┌──

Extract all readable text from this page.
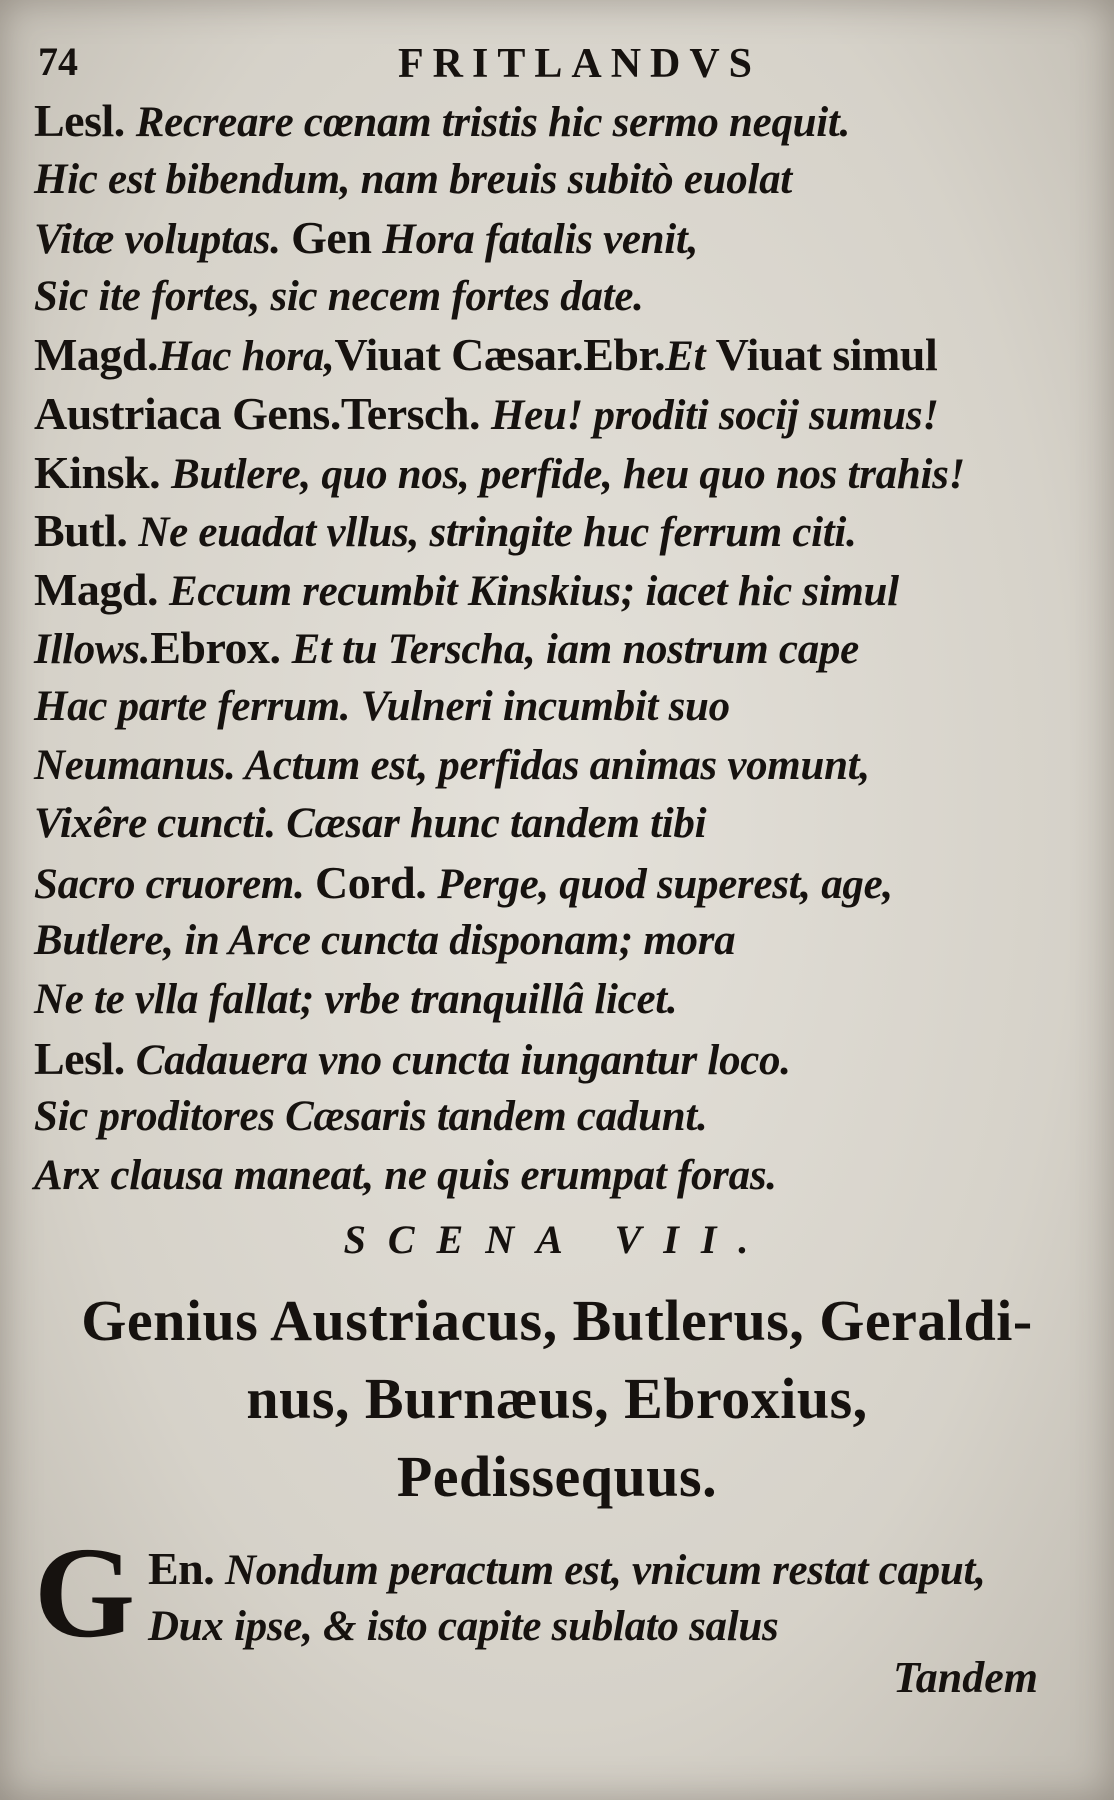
74	FRITLANDVS
Lesl. Recreare cœnam tristis hic sermo nequit.
Hic est bibendum, nam breuis subitò euolat
Vitæ voluptas. Gen Hora fatalis venit,
Sic ite fortes, sic necem fortes date.
Magd.Hac hora,Viuat Cæsar.Ebr.Et Viuat simul
Austriaca Gens.Tersch. Heu! proditi socij sumus!
Kinsk. Butlere, quo nos, perfide, heu quo nos trahis!
Butl. Ne euadat vllus, stringite huc ferrum citi.
Magd. Eccum recumbit Kinskius; iacet hic simul
Illows.Ebrox. Et tu Terscha, iam nostrum cape
Hac parte ferrum. Vulneri incumbit suo
Neumanus. Actum est, perfidas animas vomunt,
Vixêre cuncti. Cæsar hunc tandem tibi
Sacro cruorem. Cord. Perge, quod superest, age,
Butlere, in Arce cuncta disponam; mora
Ne te vlla fallat; vrbe tranquillâ licet.
Lesl. Cadauera vno cuncta iungantur loco.
Sic proditores Cæsaris tandem cadunt.
Arx clausa maneat, ne quis erumpat foras.
SCENA VII.
Genius Austriacus, Butlerus, Geraldi-
nus, Burnæus, Ebroxius,
Pedissequus.
G En. Nondum peractum est, vnicum restat caput,
Dux ipse, & isto capite sublato salus
Tandem
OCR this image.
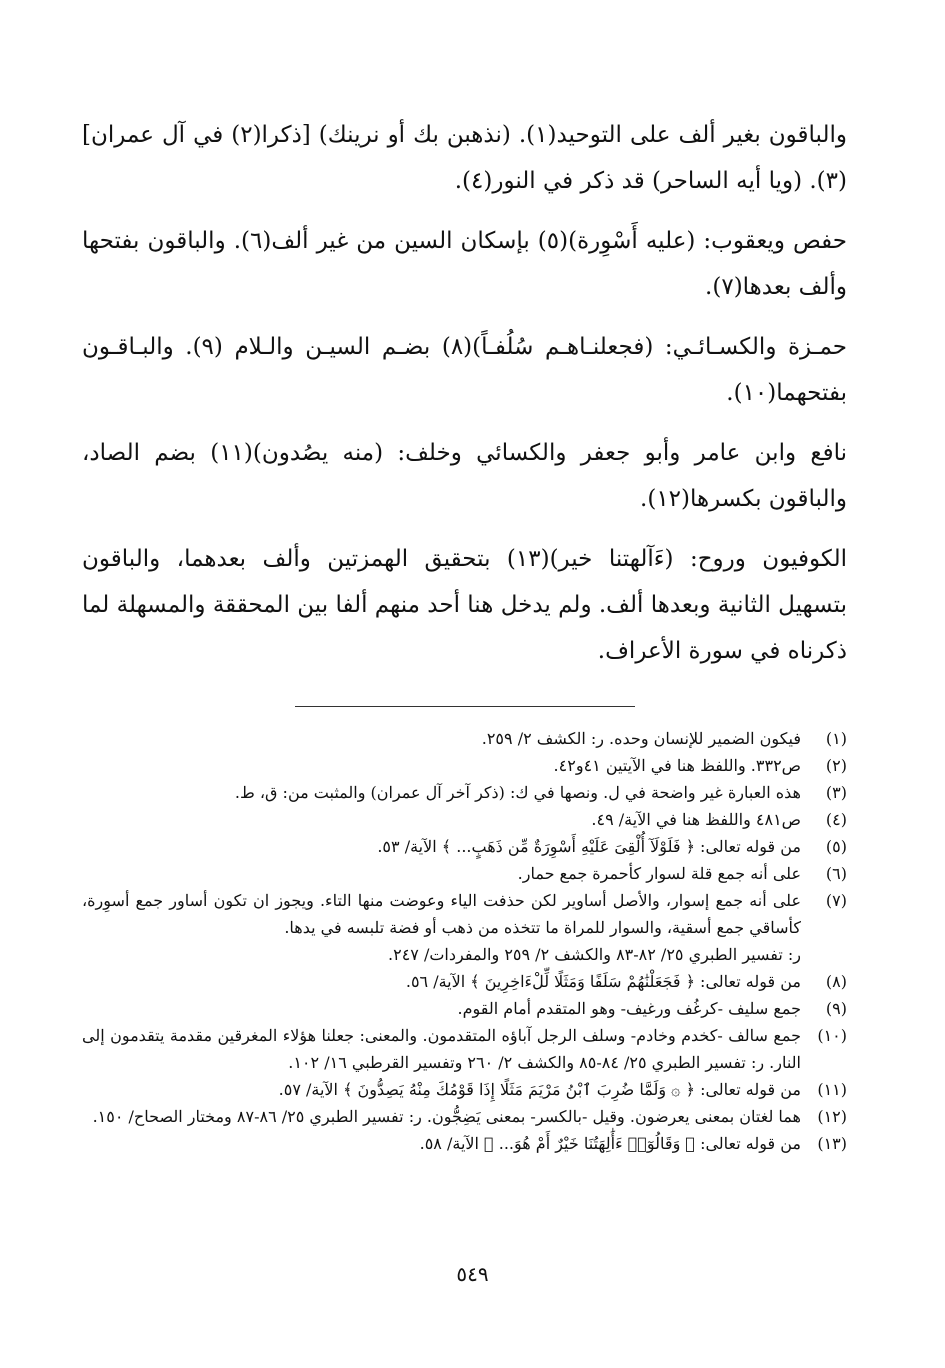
والباقون بغير ألف على التوحيد(١). (نذهبن بك أو نرينك) [ذكرا(٢) في آل عمران](٣). (ويا أيه الساحر) قد ذكر في النور(٤).

حفص ويعقوب: (عليه أَسْوِرة)(٥) بإسكان السين من غير ألف(٦). والباقون بفتحها وألف بعدها(٧).

حمـزة والكسـائـي: (فجعلنـاهـم سُلُفـاً)(٨) بضـم السيـن والـلام (٩). والبـاقـون بفتحهما(١٠).

نافع وابن عامر وأبو جعفر والكسائي وخلف: (منه يصُدون)(١١) بضم الصاد، والباقون بكسرها(١٢).

الكوفيون وروح: (ءَآلهتنا خير)(١٣) بتحقيق الهمزتين وألف بعدهما، والباقون بتسهيل الثانية وبعدها ألف. ولم يدخل هنا أحد منهم ألفا بين المحققة والمسهلة لما ذكرناه في سورة الأعراف.

(١)
فيكون الضمير للإنسان وحده. ر: الكشف ٢/ ٢٥٩.
(٢)
ص٣٣٢. واللفظ هنا في الآيتين ٤١و٤٢.
(٣)
هذه العبارة غير واضحة في ل. ونصها في ك: (ذكر آخر آل عمران) والمثبت من: ق، ط.
(٤)
ص٤٨١ واللفظ هنا في الآية/ ٤٩.
(٥)
من قوله تعالى: ﴿ فَلَوْلَآ أُلْقِىَ عَلَيْهِ أَسْوِرَةٌ مِّن ذَهَبٍ... ﴾ الآية/ ٥٣.
(٦)
على أنه جمع قلة لسوار كأحمرة جمع حمار.
(٧)
على أنه جمع إسوار، والأصل أساوير لكن حذفت الياء وعوضت منها التاء. ويجوز ان تكون أساور جمع أسوِرة، كأساقي جمع أسقية، والسوار للمراة ما تتخذه من ذهب أو فضة تلبسه في يدها.
ر: تفسير الطبري ٢٥/ ٨٢-٨٣ والكشف ٢/ ٢٥٩ والمفردات/ ٢٤٧.
(٨)
من قوله تعالى: ﴿ فَجَعَلْنَٰهُمْ سَلَفًا وَمَثَلًا لِّلْءَاخِرِينَ ﴾ الآية/ ٥٦.
(٩)
جمع سليف -كرغُف ورغيف- وهو المتقدم أمام القوم.
(١٠)
جمع سالف -كخدم وخادم- وسلف الرجل آباؤه المتقدمون. والمعنى: جعلنا هؤلاء المغرقين مقدمة يتقدمون إلى النار. ر: تفسير الطبري ٢٥/ ٨٤-٨٥ والكشف ٢/ ٢٦٠ وتفسير القرطبي ١٦/ ١٠٢.
(١١)
من قوله تعالى: ﴿ ۞ وَلَمَّا ضُرِبَ ٱبْنُ مَرْيَمَ مَثَلًا إِذَا قَوْمُكَ مِنْهُ يَصِدُّونَ ﴾ الآية/ ٥٧.
(١٢)
هما لغتان بمعنى يعرضون. وقيل -بالكسر- بمعنى يَضِجُّون. ر: تفسير الطبري ٢٥/ ٨٦-٨٧ ومختار الصحاح/ ١٥٠.
(١٣)
من قوله تعالى: ﴿ وَقَالُوٓا۟ ءَأَٰلِهَتُنَا خَيْرٌ أَمْ هُوَ... ﴾ الآية/ ٥٨.
٥٤٩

└──

**What the exercise asks**: Write out the material above once more, exactly as it reads, with no pictures.

**Exercise output**:
Extract all readable text from this page.
74	FRITLANDVS
Lesl. Recreare cœnam tristis hic sermo nequit.
Hic est bibendum, nam breuis subitò euolat
Vitæ voluptas. Gen Hora fatalis venit,
Sic ite fortes, sic necem fortes date.
Magd.Hac hora,Viuat Cæsar.Ebr.Et Viuat simul
Austriaca Gens.Tersch. Heu! proditi socij sumus!
Kinsk. Butlere, quo nos, perfide, heu quo nos trahis!
Butl. Ne euadat vllus, stringite huc ferrum citi.
Magd. Eccum recumbit Kinskius; iacet hic simul
Illows.Ebrox. Et tu Terscha, iam nostrum cape
Hac parte ferrum. Vulneri incumbit suo
Neumanus. Actum est, perfidas animas vomunt,
Vixêre cuncti. Cæsar hunc tandem tibi
Sacro cruorem. Cord. Perge, quod superest, age,
Butlere, in Arce cuncta disponam; mora
Ne te vlla fallat; vrbe tranquillâ licet.
Lesl. Cadauera vno cuncta iungantur loco.
Sic proditores Cæsaris tandem cadunt.
Arx clausa maneat, ne quis erumpat foras.
SCENA VII.
Genius Austriacus, Butlerus, Geraldi-
nus, Burnæus, Ebroxius,
Pedissequus.
G En. Nondum peractum est, vnicum restat caput,
Dux ipse, & isto capite sublato salus
Tandem
OCR this image.
والباقون بغير ألف على التوحيد(١). (نذهبن بك أو نرينك) [ذكرا(٢) في آل عمران](٣). (ويا أيه الساحر) قد ذكر في النور(٤).

حفص ويعقوب: (عليه أَسْوِرة)(٥) بإسكان السين من غير ألف(٦). والباقون بفتحها وألف بعدها(٧).

حمـزة والكسـائـي: (فجعلنـاهـم سُلُفـاً)(٨) بضـم السيـن والـلام (٩). والبـاقـون بفتحهما(١٠).

نافع وابن عامر وأبو جعفر والكسائي وخلف: (منه يصُدون)(١١) بضم الصاد، والباقون بكسرها(١٢).

الكوفيون وروح: (ءَآلهتنا خير)(١٣) بتحقيق الهمزتين وألف بعدهما، والباقون بتسهيل الثانية وبعدها ألف. ولم يدخل هنا أحد منهم ألفا بين المحققة والمسهلة لما ذكرناه في سورة الأعراف.

(١)
فيكون الضمير للإنسان وحده. ر: الكشف ٢/ ٢٥٩.
(٢)
ص٣٣٢. واللفظ هنا في الآيتين ٤١و٤٢.
(٣)
هذه العبارة غير واضحة في ل. ونصها في ك: (ذكر آخر آل عمران) والمثبت من: ق، ط.
(٤)
ص٤٨١ واللفظ هنا في الآية/ ٤٩.
(٥)
من قوله تعالى: ﴿ فَلَوْلَآ أُلْقِىَ عَلَيْهِ أَسْوِرَةٌ مِّن ذَهَبٍ... ﴾ الآية/ ٥٣.
(٦)
على أنه جمع قلة لسوار كأحمرة جمع حمار.
(٧)
على أنه جمع إسوار، والأصل أساوير لكن حذفت الياء وعوضت منها التاء. ويجوز ان تكون أساور جمع أسوِرة، كأساقي جمع أسقية، والسوار للمراة ما تتخذه من ذهب أو فضة تلبسه في يدها.
ر: تفسير الطبري ٢٥/ ٨٢-٨٣ والكشف ٢/ ٢٥٩ والمفردات/ ٢٤٧.
(٨)
من قوله تعالى: ﴿ فَجَعَلْنَٰهُمْ سَلَفًا وَمَثَلًا لِّلْءَاخِرِينَ ﴾ الآية/ ٥٦.
(٩)
جمع سليف -كرغُف ورغيف- وهو المتقدم أمام القوم.
(١٠)
جمع سالف -كخدم وخادم- وسلف الرجل آباؤه المتقدمون. والمعنى: جعلنا هؤلاء المغرقين مقدمة يتقدمون إلى النار. ر: تفسير الطبري ٢٥/ ٨٤-٨٥ والكشف ٢/ ٢٦٠ وتفسير القرطبي ١٦/ ١٠٢.
(١١)
من قوله تعالى: ﴿ ۞ وَلَمَّا ضُرِبَ ٱبْنُ مَرْيَمَ مَثَلًا إِذَا قَوْمُكَ مِنْهُ يَصِدُّونَ ﴾ الآية/ ٥٧.
(١٢)
هما لغتان بمعنى يعرضون. وقيل -بالكسر- بمعنى يَضِجُّون. ر: تفسير الطبري ٢٥/ ٨٦-٨٧ ومختار الصحاح/ ١٥٠.
(١٣)
من قوله تعالى: ﴿ وَقَالُوٓا۟ ءَأَٰلِهَتُنَا خَيْرٌ أَمْ هُوَ... ﴾ الآية/ ٥٨.
٥٤٩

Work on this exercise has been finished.